— START —
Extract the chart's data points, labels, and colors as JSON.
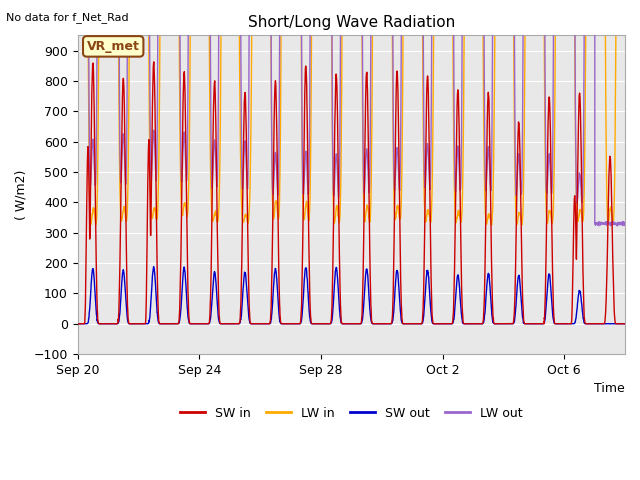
{
  "title": "Short/Long Wave Radiation",
  "xlabel": "Time",
  "ylabel": "( W/m2)",
  "ylim": [
    -100,
    950
  ],
  "yticks": [
    -100,
    0,
    100,
    200,
    300,
    400,
    500,
    600,
    700,
    800,
    900
  ],
  "no_data_text": "No data for f_Net_Rad",
  "station_label": "VR_met",
  "x_tick_labels": [
    "Sep 20",
    "Sep 24",
    "Sep 28",
    "Oct 2",
    "Oct 6"
  ],
  "x_tick_positions": [
    0,
    4,
    8,
    12,
    16
  ],
  "bg_color": "#e8e8e8",
  "fig_color": "#ffffff",
  "legend": [
    {
      "label": "SW in",
      "color": "#cc0000"
    },
    {
      "label": "LW in",
      "color": "#ffaa00"
    },
    {
      "label": "SW out",
      "color": "#0000cc"
    },
    {
      "label": "LW out",
      "color": "#9966cc"
    }
  ],
  "num_days": 18,
  "SW_in_peaks": [
    860,
    810,
    860,
    830,
    800,
    760,
    800,
    850,
    820,
    830,
    830,
    820,
    770,
    760,
    660,
    750,
    760,
    550
  ],
  "SW_in_secondary": [
    580,
    0,
    600,
    0,
    0,
    0,
    0,
    0,
    0,
    0,
    0,
    0,
    0,
    0,
    0,
    0,
    420,
    0
  ],
  "LW_in_base": [
    295,
    310,
    320,
    330,
    315,
    320,
    300,
    300,
    295,
    300,
    310,
    310,
    310,
    310,
    305,
    305,
    310,
    295
  ],
  "LW_in_peaks": [
    370,
    375,
    375,
    390,
    360,
    355,
    395,
    390,
    380,
    380,
    380,
    370,
    365,
    355,
    360,
    365,
    370,
    375
  ],
  "SW_out_peaks": [
    180,
    175,
    185,
    185,
    170,
    170,
    180,
    185,
    185,
    180,
    175,
    175,
    160,
    165,
    160,
    165,
    110,
    0
  ],
  "LW_out_base": [
    355,
    355,
    360,
    360,
    345,
    340,
    330,
    330,
    325,
    330,
    340,
    345,
    340,
    345,
    335,
    335,
    335,
    330
  ],
  "LW_out_peaks": [
    580,
    600,
    610,
    605,
    580,
    575,
    545,
    545,
    540,
    555,
    560,
    570,
    560,
    560,
    535,
    540,
    480,
    0
  ]
}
— END —
* Directions
Your task is to set down the records shown above exactly, minus any pictures.

* Output of the exercise
Extract the chart's data points, labels, and colors as JSON.
{
  "title": "Short/Long Wave Radiation",
  "xlabel": "Time",
  "ylabel": "( W/m2)",
  "ylim": [
    -100,
    950
  ],
  "yticks": [
    -100,
    0,
    100,
    200,
    300,
    400,
    500,
    600,
    700,
    800,
    900
  ],
  "no_data_text": "No data for f_Net_Rad",
  "station_label": "VR_met",
  "x_tick_labels": [
    "Sep 20",
    "Sep 24",
    "Sep 28",
    "Oct 2",
    "Oct 6"
  ],
  "x_tick_positions": [
    0,
    4,
    8,
    12,
    16
  ],
  "bg_color": "#e8e8e8",
  "fig_color": "#ffffff",
  "legend": [
    {
      "label": "SW in",
      "color": "#cc0000"
    },
    {
      "label": "LW in",
      "color": "#ffaa00"
    },
    {
      "label": "SW out",
      "color": "#0000cc"
    },
    {
      "label": "LW out",
      "color": "#9966cc"
    }
  ],
  "num_days": 18,
  "SW_in_peaks": [
    860,
    810,
    860,
    830,
    800,
    760,
    800,
    850,
    820,
    830,
    830,
    820,
    770,
    760,
    660,
    750,
    760,
    550
  ],
  "SW_in_secondary": [
    580,
    0,
    600,
    0,
    0,
    0,
    0,
    0,
    0,
    0,
    0,
    0,
    0,
    0,
    0,
    0,
    420,
    0
  ],
  "LW_in_base": [
    295,
    310,
    320,
    330,
    315,
    320,
    300,
    300,
    295,
    300,
    310,
    310,
    310,
    310,
    305,
    305,
    310,
    295
  ],
  "LW_in_peaks": [
    370,
    375,
    375,
    390,
    360,
    355,
    395,
    390,
    380,
    380,
    380,
    370,
    365,
    355,
    360,
    365,
    370,
    375
  ],
  "SW_out_peaks": [
    180,
    175,
    185,
    185,
    170,
    170,
    180,
    185,
    185,
    180,
    175,
    175,
    160,
    165,
    160,
    165,
    110,
    0
  ],
  "LW_out_base": [
    355,
    355,
    360,
    360,
    345,
    340,
    330,
    330,
    325,
    330,
    340,
    345,
    340,
    345,
    335,
    335,
    335,
    330
  ],
  "LW_out_peaks": [
    580,
    600,
    610,
    605,
    580,
    575,
    545,
    545,
    540,
    555,
    560,
    570,
    560,
    560,
    535,
    540,
    480,
    0
  ]
}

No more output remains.